GOAL OF THE EXERCISE: In the material below, find how many lines contain the string "SAMANTHA". Write only that number.

---

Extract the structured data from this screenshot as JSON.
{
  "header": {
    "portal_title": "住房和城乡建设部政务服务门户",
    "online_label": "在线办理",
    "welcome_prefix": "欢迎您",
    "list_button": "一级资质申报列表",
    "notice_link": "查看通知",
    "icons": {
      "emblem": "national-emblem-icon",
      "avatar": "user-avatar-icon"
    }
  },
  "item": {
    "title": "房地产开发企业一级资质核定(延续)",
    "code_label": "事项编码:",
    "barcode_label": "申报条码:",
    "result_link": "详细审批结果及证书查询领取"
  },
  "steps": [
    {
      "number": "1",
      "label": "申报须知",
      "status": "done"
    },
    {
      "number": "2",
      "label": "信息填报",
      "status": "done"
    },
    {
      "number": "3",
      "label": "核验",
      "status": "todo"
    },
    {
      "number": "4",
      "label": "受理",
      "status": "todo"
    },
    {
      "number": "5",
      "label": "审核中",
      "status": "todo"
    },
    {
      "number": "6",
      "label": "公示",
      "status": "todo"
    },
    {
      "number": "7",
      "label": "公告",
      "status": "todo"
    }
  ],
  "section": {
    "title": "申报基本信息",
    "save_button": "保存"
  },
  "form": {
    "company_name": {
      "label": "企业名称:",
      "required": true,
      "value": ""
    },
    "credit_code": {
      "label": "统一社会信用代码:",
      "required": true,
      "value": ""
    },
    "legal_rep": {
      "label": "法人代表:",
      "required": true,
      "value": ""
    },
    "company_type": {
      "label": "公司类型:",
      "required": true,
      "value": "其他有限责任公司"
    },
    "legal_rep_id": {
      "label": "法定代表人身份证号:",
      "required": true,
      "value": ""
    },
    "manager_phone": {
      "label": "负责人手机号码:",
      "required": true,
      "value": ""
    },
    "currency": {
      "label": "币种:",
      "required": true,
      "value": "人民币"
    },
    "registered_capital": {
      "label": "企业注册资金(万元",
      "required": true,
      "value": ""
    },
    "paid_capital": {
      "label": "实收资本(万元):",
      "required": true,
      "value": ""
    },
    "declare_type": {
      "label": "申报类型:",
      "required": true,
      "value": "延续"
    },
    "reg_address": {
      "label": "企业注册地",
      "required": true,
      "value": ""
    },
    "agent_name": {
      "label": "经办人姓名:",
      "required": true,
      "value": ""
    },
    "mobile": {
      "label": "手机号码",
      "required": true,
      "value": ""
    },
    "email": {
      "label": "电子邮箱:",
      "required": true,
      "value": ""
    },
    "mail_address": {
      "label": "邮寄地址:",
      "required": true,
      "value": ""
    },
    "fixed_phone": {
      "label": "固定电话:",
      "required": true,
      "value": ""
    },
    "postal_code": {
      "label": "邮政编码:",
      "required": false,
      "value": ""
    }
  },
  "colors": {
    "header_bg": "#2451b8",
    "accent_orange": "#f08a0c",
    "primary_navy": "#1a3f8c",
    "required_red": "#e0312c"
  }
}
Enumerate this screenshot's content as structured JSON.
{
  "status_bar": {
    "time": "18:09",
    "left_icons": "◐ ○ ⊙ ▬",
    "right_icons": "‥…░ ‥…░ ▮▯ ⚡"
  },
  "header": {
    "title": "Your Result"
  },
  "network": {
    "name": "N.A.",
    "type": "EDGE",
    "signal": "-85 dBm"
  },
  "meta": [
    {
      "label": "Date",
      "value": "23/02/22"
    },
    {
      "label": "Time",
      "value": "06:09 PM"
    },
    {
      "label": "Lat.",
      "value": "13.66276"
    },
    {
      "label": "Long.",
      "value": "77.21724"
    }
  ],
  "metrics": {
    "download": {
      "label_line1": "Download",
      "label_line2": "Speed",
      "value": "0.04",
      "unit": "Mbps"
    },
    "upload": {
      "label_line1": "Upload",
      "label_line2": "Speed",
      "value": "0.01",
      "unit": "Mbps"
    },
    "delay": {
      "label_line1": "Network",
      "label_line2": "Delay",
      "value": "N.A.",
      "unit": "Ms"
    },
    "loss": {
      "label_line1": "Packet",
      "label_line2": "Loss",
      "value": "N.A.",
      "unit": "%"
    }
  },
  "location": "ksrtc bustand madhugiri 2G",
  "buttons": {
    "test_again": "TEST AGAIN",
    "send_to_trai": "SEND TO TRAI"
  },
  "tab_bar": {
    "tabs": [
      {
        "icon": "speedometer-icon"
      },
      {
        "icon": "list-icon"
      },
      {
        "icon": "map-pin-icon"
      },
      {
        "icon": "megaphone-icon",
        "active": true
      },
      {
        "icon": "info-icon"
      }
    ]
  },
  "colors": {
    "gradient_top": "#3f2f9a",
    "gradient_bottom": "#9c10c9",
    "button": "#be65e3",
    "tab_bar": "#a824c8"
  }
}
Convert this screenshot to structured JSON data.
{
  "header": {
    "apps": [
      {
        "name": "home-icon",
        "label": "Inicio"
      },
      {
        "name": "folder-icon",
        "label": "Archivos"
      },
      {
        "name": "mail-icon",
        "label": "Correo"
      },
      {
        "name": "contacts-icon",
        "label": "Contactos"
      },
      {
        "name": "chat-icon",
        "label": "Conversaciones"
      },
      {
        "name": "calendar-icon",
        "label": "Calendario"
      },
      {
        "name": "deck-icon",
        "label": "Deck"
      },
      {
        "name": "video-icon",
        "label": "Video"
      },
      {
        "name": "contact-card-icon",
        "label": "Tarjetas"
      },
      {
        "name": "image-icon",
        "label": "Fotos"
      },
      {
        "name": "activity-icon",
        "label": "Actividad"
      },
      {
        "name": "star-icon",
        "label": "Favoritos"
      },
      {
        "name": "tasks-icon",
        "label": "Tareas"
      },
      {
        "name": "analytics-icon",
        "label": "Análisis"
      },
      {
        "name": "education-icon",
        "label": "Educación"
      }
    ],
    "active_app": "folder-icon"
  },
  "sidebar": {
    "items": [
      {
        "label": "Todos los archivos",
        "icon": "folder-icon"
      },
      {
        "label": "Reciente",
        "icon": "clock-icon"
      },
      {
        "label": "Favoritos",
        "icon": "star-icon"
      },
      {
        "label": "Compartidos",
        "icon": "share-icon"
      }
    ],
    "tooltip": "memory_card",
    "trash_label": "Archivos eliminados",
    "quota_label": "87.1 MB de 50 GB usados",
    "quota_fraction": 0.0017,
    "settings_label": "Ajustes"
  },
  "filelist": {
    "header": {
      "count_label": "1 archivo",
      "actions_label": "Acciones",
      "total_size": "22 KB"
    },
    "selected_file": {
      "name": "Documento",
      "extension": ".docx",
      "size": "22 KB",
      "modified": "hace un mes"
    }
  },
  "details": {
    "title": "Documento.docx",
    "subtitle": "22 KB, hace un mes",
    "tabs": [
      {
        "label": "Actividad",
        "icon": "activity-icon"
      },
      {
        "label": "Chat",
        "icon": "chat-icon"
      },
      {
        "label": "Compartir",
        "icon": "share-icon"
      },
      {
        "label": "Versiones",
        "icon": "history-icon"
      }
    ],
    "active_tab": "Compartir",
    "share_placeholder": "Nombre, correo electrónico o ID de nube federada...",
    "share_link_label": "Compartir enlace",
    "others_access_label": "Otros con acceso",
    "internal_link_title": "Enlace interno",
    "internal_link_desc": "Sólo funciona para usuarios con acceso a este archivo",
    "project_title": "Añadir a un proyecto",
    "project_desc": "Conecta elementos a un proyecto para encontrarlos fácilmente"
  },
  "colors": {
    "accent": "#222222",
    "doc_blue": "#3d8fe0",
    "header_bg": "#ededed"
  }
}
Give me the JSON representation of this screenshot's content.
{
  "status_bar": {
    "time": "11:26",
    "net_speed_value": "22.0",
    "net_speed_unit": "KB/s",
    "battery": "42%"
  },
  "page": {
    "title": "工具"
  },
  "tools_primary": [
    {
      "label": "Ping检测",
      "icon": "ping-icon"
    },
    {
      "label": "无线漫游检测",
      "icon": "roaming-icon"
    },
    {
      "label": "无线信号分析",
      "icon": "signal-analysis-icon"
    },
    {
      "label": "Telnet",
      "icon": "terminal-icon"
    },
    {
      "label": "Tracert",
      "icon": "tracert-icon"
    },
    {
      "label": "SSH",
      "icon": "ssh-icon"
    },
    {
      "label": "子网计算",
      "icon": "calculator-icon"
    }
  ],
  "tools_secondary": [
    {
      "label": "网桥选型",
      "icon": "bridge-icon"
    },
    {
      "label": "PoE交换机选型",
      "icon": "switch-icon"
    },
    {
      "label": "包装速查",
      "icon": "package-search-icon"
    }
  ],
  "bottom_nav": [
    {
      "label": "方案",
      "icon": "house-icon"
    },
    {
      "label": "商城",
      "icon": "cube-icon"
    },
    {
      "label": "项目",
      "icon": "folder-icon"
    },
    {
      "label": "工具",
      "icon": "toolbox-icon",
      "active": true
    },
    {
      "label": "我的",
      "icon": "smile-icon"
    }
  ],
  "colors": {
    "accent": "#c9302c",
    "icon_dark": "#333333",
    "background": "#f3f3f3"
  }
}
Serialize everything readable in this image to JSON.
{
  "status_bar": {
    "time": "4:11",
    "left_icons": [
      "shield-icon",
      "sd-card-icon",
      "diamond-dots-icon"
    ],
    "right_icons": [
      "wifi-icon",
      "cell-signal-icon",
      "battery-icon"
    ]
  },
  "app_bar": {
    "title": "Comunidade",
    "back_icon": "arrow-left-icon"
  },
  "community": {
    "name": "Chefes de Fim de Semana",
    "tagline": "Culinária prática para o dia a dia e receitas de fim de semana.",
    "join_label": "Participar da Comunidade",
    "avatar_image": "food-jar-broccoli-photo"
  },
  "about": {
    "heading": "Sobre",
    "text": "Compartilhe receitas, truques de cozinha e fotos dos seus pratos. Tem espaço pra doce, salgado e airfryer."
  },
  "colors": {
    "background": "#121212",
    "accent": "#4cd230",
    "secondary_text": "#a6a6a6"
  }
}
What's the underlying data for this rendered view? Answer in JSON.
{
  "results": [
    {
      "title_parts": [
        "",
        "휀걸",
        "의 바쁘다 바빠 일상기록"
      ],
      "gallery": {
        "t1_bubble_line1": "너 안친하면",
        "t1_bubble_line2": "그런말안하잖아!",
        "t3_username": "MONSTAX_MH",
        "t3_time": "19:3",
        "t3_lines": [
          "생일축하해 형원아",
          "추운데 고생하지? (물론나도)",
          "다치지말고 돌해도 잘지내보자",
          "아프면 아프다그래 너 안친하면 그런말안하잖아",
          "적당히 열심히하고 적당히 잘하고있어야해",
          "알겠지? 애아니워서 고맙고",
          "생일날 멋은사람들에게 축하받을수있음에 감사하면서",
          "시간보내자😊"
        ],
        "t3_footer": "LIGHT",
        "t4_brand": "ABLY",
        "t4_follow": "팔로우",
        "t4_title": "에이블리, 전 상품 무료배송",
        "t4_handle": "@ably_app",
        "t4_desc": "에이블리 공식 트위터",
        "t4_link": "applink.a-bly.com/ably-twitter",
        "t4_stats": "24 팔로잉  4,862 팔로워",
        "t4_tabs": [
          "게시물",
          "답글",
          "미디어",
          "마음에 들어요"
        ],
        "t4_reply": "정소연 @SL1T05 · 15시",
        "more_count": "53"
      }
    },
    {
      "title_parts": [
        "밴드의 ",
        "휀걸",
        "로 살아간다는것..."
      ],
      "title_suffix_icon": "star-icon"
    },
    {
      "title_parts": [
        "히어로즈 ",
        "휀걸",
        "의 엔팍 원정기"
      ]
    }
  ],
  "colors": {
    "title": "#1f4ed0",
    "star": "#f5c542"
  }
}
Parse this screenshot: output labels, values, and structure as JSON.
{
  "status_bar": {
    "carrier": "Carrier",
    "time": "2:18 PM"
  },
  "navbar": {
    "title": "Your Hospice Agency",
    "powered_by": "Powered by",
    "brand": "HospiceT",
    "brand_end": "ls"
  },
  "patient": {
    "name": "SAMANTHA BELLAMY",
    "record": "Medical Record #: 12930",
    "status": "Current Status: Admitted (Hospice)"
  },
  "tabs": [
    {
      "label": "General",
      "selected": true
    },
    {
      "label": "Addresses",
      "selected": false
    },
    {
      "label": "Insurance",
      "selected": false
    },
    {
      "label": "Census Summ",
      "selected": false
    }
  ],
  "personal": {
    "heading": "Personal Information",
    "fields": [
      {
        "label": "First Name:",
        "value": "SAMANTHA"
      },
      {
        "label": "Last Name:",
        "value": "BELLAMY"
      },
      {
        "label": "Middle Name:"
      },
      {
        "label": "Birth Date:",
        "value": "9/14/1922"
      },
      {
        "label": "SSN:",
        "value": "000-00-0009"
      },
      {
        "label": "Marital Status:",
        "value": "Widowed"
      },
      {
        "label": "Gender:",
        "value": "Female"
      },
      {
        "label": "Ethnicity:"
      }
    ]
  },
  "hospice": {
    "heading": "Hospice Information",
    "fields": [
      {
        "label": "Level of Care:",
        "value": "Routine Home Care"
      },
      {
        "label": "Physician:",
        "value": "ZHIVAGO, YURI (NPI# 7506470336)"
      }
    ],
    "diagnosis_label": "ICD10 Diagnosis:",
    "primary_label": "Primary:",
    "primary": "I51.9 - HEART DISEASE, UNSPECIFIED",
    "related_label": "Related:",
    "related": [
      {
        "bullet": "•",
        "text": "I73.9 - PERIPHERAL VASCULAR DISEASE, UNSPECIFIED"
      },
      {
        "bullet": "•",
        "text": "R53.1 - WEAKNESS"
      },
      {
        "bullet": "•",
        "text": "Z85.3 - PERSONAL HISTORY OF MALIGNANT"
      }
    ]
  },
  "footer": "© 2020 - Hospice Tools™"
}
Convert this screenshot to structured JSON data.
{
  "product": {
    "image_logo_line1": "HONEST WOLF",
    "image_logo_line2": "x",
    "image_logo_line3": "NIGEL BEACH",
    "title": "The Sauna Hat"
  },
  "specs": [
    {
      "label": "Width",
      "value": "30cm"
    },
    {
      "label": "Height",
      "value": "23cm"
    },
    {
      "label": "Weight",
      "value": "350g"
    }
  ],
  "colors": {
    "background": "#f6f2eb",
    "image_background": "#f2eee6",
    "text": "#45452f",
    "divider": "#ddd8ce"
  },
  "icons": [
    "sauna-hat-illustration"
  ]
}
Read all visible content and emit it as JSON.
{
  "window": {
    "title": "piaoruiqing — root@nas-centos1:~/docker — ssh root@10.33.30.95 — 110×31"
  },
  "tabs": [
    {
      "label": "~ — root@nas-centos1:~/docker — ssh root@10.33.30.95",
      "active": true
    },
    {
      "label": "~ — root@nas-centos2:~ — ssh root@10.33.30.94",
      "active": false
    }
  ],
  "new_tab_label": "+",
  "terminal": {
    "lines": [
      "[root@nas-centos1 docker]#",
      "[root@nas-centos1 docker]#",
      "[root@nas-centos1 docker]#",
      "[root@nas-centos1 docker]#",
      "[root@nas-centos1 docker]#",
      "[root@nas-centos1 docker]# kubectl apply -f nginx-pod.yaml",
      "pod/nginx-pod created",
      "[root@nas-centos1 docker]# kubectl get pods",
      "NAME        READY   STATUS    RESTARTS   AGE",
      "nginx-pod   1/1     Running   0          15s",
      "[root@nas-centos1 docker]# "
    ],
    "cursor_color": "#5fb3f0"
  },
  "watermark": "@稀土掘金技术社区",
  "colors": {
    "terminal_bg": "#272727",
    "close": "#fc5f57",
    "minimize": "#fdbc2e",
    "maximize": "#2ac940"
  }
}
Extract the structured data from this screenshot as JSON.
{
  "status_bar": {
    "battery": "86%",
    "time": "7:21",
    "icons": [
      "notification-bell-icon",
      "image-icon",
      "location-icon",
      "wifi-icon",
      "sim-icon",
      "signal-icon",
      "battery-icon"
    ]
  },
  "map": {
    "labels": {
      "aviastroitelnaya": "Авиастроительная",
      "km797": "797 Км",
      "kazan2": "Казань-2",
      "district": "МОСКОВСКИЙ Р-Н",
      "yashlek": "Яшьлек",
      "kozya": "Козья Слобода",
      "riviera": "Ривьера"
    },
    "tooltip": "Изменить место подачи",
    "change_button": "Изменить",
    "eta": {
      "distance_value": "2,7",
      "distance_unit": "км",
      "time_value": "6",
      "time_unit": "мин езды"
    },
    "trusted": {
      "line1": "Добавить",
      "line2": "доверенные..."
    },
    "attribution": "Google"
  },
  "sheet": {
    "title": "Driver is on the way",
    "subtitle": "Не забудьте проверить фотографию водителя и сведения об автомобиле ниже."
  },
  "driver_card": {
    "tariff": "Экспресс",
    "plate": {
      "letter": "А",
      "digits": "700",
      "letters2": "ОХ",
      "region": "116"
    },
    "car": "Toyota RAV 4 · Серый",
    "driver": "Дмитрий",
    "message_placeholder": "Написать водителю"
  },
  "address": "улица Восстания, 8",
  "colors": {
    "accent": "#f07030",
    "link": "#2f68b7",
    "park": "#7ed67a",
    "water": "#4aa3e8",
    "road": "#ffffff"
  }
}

---

COMPLETE ANSWER: 2